(Stored data entries)
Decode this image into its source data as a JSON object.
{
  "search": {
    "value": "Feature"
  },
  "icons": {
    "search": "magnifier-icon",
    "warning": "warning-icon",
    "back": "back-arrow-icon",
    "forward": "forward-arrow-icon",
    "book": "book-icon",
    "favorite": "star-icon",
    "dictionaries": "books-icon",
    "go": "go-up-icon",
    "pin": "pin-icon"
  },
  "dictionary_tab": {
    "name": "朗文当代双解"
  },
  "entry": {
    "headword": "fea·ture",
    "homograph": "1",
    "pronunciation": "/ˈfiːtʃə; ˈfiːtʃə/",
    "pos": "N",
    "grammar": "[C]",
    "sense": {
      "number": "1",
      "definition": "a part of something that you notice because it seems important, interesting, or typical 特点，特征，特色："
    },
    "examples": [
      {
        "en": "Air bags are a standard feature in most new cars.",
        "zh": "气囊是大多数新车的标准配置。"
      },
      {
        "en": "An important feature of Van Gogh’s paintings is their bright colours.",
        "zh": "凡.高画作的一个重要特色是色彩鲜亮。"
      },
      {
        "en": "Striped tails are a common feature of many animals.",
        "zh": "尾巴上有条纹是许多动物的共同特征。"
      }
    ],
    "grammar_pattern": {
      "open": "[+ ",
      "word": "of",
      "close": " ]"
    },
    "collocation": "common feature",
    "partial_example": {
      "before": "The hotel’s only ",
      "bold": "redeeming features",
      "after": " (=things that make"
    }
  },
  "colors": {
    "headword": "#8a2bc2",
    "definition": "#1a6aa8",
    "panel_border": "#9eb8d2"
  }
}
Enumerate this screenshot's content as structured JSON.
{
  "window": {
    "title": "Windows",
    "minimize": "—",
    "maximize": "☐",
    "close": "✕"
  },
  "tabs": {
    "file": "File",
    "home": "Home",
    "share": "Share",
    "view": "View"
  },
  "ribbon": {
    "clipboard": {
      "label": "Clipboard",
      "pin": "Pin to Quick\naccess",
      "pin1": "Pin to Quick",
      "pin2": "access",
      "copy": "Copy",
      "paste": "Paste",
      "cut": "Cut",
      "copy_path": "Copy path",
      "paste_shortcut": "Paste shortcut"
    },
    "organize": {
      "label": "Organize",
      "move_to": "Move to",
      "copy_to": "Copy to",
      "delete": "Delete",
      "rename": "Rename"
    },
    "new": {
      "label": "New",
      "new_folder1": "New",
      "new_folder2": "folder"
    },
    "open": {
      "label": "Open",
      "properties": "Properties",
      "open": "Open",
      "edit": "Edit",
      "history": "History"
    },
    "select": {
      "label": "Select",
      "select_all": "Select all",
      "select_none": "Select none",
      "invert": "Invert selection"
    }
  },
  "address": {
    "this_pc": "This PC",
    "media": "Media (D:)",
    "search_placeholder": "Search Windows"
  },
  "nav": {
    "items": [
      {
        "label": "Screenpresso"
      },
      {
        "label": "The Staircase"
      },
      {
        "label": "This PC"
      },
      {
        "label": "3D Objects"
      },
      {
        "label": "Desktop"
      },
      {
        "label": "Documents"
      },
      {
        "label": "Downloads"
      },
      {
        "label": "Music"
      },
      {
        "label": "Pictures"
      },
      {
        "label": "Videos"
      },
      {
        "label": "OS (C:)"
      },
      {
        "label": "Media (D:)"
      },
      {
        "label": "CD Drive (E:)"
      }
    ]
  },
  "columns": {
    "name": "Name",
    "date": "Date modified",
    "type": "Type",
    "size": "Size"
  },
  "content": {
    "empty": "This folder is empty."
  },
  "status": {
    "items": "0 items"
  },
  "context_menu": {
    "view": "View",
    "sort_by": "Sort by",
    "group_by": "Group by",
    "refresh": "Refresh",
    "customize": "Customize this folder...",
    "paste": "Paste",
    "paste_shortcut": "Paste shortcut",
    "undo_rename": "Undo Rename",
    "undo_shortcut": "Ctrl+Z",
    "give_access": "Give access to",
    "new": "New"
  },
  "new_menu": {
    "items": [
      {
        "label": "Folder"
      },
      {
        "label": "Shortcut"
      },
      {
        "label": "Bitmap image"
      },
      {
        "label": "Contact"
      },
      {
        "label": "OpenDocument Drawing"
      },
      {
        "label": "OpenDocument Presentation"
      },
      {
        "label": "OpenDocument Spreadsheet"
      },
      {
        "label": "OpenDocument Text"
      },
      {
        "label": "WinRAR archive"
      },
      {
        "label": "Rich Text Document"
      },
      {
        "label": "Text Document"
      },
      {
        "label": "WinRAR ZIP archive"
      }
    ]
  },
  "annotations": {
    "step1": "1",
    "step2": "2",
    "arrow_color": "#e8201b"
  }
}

* * *

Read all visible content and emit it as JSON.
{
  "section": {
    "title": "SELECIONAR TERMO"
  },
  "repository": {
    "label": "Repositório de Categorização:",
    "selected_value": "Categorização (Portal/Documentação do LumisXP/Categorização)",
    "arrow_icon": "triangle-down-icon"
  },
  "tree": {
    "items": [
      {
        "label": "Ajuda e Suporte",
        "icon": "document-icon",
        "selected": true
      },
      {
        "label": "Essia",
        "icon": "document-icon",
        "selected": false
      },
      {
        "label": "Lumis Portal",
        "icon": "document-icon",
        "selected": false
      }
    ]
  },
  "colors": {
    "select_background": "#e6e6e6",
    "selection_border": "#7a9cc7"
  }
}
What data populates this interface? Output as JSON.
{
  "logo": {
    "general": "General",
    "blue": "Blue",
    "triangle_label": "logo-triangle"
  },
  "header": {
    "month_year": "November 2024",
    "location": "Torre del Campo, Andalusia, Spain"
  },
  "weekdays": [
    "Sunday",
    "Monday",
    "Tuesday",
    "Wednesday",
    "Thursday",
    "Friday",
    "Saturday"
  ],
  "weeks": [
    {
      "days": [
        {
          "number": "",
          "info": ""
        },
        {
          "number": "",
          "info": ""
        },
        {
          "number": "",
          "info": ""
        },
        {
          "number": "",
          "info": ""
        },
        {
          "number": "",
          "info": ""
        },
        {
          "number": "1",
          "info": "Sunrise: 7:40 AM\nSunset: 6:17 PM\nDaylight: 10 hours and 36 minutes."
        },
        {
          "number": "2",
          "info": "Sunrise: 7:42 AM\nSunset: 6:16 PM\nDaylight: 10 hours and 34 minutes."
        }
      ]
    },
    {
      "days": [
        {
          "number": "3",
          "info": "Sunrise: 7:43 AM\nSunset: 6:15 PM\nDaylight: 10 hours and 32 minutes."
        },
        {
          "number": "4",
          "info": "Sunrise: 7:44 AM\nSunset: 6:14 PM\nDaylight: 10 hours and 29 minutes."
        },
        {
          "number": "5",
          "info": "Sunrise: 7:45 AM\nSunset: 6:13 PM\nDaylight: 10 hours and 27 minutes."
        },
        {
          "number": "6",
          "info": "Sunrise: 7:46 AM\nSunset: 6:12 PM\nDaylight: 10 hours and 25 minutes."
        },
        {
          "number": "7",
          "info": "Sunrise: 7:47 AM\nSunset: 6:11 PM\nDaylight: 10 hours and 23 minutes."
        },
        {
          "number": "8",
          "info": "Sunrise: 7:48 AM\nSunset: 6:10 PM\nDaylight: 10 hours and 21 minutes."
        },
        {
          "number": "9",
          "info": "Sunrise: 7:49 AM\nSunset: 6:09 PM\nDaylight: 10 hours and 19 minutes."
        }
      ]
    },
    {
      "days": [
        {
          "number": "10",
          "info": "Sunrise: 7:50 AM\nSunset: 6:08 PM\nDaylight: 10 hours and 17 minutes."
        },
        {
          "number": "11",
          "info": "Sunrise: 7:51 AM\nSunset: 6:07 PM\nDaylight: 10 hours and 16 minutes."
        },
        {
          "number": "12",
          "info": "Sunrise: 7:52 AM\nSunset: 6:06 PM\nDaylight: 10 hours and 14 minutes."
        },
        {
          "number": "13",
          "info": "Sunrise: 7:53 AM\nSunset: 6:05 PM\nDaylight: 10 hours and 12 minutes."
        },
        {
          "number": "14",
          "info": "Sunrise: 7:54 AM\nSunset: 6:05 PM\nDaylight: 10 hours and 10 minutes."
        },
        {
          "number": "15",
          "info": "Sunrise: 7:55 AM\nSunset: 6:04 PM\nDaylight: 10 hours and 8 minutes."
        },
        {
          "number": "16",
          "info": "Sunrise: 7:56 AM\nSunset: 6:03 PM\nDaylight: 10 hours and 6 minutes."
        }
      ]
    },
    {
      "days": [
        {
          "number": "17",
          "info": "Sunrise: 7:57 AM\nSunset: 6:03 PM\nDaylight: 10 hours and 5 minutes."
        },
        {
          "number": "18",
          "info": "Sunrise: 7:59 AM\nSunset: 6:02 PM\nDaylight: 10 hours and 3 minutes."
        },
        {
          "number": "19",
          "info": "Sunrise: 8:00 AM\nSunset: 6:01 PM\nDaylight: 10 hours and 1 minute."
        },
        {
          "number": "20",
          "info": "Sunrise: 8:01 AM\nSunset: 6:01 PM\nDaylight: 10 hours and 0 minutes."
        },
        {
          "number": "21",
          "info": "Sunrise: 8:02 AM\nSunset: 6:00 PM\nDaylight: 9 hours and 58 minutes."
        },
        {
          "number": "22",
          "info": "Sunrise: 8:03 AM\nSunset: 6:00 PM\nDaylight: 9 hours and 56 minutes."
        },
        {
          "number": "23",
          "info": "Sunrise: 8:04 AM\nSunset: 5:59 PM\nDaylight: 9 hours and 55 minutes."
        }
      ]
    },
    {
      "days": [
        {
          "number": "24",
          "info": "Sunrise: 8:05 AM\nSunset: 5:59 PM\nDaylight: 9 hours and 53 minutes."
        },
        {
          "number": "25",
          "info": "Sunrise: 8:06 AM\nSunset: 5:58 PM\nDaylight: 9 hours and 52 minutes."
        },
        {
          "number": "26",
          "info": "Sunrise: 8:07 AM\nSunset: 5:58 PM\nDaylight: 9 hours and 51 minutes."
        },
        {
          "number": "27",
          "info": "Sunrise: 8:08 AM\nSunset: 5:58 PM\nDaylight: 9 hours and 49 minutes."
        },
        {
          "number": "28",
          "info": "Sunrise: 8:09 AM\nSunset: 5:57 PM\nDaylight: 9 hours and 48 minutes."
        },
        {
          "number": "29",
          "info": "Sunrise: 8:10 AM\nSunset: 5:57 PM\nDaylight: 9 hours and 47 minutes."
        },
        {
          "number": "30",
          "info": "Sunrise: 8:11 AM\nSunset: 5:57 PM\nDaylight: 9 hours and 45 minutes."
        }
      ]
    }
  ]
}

--

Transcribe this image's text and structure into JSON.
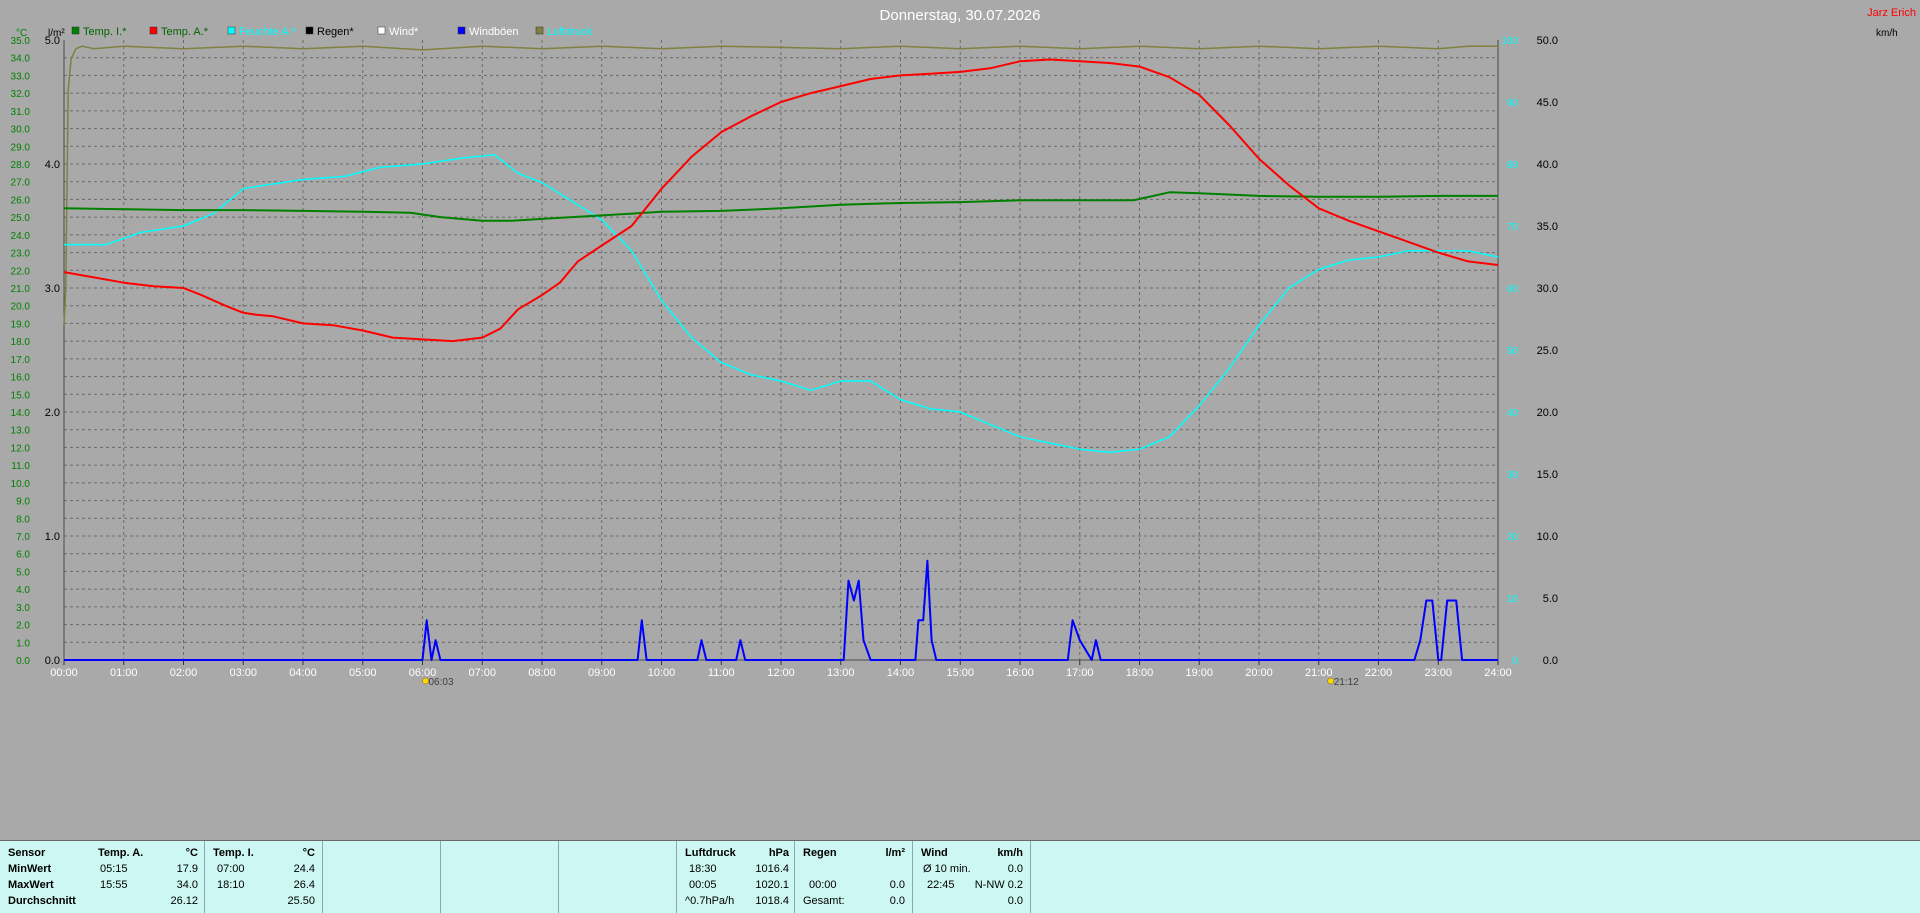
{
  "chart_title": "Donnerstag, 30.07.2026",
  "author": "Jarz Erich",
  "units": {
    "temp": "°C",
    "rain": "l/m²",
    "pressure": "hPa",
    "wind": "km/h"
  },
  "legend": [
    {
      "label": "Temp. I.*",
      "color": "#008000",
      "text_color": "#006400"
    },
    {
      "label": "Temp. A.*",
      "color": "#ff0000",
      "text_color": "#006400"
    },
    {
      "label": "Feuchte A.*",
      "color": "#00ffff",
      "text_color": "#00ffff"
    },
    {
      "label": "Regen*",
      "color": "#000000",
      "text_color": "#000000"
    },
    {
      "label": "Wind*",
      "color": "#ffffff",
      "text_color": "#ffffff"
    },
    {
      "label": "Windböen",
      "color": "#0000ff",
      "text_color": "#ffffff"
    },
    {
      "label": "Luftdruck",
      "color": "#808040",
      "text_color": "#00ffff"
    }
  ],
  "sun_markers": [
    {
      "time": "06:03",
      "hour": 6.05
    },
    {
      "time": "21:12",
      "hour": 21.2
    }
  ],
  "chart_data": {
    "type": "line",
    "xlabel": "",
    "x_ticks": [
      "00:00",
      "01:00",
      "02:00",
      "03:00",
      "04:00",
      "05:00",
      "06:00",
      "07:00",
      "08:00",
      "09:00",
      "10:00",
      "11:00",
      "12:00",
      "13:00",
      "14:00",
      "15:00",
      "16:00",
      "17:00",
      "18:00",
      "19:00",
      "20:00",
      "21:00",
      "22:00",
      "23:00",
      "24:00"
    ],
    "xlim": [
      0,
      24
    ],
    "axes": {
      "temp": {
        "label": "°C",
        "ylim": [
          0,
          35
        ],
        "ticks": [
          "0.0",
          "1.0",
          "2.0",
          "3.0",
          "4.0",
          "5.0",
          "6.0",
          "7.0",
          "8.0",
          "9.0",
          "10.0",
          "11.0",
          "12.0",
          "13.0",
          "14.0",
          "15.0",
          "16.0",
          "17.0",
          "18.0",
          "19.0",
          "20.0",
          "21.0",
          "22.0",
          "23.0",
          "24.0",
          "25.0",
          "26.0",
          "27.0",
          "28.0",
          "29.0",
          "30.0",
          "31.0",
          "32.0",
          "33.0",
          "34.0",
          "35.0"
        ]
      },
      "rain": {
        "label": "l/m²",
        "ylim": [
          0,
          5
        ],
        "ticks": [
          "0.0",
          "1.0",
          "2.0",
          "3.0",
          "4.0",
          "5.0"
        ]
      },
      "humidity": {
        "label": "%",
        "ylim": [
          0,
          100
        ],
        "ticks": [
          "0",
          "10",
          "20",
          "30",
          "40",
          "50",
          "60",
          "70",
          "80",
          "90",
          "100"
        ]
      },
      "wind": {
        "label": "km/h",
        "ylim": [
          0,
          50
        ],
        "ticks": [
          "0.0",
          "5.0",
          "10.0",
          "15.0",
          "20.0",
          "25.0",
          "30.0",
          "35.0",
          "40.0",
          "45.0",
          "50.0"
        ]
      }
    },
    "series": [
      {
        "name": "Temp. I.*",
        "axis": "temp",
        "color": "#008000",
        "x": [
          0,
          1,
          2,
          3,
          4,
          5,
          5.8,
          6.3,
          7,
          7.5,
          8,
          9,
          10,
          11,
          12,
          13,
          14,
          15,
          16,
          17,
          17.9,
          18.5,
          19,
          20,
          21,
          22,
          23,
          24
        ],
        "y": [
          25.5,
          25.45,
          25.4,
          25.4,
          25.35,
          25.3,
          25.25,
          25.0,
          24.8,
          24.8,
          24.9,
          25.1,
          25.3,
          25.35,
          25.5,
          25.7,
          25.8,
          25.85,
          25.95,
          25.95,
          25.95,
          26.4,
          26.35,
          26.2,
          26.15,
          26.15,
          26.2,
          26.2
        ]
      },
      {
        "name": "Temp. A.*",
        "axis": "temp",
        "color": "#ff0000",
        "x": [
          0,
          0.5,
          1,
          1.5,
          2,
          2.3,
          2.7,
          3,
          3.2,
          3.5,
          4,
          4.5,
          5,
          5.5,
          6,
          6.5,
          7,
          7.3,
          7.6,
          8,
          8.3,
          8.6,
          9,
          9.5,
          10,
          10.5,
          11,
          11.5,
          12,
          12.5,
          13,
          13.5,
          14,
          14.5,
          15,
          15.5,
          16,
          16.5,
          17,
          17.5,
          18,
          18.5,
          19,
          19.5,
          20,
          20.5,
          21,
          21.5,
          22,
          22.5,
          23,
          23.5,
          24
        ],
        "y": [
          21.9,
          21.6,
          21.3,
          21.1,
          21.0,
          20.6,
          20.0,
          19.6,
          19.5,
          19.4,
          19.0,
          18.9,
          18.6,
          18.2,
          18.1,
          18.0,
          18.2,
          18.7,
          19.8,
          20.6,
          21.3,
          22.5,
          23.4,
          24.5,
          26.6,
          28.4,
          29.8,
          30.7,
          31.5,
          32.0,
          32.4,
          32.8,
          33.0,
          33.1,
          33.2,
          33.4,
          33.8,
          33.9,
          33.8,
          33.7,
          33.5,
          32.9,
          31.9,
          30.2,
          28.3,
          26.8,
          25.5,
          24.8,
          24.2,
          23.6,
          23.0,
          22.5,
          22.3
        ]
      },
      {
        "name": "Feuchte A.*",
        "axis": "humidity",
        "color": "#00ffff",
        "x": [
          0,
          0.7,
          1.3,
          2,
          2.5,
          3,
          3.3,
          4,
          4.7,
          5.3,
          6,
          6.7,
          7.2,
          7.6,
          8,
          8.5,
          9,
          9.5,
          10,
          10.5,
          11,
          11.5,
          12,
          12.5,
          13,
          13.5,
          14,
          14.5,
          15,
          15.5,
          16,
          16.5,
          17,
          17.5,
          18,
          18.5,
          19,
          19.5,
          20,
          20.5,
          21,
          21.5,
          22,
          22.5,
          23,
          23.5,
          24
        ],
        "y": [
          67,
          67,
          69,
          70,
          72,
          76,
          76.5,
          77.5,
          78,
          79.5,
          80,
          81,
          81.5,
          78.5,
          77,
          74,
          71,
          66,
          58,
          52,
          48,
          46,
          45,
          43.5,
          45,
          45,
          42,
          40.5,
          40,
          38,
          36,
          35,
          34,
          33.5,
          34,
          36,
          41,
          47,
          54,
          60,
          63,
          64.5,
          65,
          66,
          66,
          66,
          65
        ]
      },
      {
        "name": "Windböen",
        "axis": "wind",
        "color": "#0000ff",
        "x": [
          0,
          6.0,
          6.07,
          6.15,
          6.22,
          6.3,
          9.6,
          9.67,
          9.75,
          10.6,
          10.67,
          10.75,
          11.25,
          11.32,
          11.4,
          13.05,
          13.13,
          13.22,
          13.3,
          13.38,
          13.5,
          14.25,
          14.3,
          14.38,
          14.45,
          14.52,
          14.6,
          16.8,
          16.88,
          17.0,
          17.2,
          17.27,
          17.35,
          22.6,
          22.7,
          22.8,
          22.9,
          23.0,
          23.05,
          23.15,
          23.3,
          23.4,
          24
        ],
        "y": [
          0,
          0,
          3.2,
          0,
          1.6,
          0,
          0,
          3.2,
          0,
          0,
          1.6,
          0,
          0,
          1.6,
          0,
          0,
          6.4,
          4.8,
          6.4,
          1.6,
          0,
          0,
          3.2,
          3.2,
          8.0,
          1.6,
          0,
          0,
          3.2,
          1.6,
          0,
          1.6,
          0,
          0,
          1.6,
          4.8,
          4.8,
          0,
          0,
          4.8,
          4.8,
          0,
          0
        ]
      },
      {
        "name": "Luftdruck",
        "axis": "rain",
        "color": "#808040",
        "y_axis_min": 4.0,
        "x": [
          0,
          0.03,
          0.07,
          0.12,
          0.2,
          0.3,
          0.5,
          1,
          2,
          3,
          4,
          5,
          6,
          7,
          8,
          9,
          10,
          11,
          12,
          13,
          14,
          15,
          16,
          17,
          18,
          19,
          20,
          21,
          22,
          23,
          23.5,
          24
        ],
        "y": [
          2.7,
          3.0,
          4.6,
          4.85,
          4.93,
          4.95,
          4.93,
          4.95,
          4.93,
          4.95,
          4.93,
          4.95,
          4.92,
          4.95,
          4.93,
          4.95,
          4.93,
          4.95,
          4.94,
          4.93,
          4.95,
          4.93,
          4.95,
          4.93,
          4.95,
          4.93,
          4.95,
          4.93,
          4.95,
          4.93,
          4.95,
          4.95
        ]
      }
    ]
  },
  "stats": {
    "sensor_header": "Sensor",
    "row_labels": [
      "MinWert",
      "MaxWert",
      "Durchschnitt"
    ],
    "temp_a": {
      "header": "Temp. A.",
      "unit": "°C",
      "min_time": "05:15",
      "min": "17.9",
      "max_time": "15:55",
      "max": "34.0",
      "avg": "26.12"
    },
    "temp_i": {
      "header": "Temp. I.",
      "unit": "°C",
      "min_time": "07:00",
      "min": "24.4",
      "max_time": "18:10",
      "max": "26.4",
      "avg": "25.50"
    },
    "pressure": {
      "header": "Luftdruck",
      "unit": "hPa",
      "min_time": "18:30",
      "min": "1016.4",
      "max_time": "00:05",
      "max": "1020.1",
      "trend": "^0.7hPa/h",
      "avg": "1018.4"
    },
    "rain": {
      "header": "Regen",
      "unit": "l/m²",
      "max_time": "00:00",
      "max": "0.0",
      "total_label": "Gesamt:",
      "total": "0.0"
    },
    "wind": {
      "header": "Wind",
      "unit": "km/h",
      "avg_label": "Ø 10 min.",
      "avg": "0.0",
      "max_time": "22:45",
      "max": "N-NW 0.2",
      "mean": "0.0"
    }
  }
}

_AIM_
Identify and list each line with the word "Windows".

_RESPONSE_
    "title": "Windows",
    "search_placeholder": "Search Windows"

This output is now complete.